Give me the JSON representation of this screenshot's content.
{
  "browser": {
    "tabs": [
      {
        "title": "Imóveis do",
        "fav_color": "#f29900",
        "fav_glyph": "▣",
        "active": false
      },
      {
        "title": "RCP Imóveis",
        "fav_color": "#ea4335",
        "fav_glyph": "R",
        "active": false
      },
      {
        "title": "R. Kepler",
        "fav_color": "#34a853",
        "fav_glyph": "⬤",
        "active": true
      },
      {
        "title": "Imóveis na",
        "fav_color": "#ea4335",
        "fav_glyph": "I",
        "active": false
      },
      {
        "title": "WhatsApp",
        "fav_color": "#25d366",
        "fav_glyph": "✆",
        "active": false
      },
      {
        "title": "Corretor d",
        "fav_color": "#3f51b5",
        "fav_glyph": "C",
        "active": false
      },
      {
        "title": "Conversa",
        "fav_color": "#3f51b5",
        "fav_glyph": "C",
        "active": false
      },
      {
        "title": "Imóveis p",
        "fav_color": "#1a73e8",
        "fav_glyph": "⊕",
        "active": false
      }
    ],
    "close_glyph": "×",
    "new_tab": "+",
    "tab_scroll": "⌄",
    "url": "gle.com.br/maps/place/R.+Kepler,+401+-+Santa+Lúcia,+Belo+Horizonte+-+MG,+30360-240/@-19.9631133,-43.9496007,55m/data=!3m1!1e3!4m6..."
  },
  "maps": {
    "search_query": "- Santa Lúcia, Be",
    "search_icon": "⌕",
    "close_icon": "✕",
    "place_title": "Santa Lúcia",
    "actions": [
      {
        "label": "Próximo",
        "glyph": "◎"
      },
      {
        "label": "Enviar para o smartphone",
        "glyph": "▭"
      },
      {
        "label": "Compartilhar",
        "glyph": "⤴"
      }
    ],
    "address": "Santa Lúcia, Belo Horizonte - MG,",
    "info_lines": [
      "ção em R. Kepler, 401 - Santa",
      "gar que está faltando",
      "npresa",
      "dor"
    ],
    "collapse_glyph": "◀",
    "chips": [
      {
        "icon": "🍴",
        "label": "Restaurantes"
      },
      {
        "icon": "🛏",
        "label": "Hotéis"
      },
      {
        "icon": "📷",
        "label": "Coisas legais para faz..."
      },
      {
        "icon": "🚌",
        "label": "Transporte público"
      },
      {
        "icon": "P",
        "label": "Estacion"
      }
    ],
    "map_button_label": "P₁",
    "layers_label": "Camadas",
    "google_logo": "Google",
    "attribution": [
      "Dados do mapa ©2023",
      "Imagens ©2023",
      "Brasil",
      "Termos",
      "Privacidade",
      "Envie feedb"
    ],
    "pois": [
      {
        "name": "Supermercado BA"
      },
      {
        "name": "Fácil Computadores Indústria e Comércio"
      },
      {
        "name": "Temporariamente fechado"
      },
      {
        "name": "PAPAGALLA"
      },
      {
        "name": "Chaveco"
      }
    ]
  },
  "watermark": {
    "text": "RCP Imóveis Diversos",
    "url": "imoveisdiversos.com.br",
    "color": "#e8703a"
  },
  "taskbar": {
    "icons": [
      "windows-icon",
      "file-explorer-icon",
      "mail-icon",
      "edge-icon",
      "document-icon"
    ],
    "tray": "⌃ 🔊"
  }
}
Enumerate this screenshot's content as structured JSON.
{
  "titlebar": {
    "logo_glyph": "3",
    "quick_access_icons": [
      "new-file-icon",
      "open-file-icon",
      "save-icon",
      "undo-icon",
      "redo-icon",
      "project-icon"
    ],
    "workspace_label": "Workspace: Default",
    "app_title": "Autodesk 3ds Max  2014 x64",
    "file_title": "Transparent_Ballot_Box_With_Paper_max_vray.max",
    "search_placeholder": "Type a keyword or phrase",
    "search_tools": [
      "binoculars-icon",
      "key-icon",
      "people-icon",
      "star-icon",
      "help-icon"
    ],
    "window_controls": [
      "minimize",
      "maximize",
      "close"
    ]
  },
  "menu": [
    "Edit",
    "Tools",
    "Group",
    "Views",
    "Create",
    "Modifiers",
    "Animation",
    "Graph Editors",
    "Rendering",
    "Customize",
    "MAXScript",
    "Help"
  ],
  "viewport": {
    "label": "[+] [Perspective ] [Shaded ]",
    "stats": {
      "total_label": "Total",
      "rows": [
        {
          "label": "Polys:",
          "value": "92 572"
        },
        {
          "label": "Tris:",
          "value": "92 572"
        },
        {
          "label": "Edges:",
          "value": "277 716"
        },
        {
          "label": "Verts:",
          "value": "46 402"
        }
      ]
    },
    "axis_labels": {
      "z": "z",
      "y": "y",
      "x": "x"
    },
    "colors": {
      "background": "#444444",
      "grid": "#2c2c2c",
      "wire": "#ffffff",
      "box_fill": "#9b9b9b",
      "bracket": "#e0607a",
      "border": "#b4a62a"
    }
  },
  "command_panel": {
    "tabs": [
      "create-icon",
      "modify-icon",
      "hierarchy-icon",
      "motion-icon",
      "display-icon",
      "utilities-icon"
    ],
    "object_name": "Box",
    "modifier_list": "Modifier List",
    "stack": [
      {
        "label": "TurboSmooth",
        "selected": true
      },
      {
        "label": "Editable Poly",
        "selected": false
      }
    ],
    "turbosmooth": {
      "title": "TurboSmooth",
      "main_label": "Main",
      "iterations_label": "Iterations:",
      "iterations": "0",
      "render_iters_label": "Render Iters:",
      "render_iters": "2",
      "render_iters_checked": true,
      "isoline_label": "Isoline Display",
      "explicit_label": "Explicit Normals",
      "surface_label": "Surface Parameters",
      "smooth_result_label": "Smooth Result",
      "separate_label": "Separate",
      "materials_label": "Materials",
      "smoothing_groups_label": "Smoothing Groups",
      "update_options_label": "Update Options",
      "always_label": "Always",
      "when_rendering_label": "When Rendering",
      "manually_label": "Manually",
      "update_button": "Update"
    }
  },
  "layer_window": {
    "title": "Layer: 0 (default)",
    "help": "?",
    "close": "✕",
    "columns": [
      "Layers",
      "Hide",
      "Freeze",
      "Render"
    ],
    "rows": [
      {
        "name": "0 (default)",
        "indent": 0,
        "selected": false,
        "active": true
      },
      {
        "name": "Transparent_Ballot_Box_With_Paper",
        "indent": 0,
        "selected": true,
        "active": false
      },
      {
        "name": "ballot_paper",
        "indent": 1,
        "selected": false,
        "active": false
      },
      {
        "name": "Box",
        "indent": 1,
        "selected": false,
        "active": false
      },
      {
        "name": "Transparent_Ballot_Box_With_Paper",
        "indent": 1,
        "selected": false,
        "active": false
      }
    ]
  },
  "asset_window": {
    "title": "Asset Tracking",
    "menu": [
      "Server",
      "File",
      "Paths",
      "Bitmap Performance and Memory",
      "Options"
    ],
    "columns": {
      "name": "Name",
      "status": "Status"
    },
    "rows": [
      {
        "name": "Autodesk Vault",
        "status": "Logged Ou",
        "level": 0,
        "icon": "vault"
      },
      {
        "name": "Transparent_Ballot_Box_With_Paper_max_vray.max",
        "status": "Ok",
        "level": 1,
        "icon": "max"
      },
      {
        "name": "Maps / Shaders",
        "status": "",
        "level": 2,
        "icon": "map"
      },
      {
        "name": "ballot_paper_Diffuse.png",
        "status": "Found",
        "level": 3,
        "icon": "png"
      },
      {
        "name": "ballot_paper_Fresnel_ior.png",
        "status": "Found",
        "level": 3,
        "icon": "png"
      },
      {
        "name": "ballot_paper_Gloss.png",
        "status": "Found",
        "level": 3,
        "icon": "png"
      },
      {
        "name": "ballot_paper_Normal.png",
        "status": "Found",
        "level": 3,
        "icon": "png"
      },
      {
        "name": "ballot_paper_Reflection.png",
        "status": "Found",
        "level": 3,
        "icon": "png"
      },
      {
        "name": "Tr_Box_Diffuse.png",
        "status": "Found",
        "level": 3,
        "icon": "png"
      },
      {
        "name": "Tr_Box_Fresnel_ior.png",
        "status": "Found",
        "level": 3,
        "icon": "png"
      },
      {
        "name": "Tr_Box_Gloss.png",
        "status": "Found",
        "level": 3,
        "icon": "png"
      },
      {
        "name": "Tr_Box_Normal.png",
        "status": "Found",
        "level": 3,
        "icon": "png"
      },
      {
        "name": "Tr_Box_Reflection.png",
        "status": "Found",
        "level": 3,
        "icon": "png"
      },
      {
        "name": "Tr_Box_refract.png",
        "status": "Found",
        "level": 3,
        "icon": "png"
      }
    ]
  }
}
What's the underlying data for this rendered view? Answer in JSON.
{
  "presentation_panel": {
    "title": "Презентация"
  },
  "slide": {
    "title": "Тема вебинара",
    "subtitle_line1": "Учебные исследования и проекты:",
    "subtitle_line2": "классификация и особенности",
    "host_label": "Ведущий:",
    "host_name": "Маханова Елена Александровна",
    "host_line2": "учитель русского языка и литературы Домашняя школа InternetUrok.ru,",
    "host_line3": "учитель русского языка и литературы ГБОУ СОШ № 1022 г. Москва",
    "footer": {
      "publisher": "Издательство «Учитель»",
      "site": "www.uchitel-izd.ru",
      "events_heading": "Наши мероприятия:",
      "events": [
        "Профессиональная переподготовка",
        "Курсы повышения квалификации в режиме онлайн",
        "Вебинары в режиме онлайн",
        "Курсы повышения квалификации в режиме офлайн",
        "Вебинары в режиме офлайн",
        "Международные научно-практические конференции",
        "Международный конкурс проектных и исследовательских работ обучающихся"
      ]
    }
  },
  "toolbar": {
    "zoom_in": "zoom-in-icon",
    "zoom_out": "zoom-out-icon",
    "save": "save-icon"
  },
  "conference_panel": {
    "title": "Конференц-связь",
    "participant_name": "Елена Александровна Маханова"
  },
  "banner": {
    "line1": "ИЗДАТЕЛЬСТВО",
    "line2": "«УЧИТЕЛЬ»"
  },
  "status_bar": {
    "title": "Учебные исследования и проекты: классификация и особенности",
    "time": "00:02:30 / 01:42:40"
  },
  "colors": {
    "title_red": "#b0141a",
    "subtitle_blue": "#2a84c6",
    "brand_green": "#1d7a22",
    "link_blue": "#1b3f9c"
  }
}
**********
Request>
Extract, from the listing above, every line where the string "Kepler" occurs.

Output of the exercise>
        "title": "R. Kepler",
    "url": "gle.com.br/maps/place/R.+Kepler,+401+-+Santa+Lúcia,+Belo+Horizonte+-+MG,+30360-240/@-19.9631133,-43.9496007,55m/data=!3m1!1e3!4m6..."
      "ção em R. Kepler, 401 - Santa",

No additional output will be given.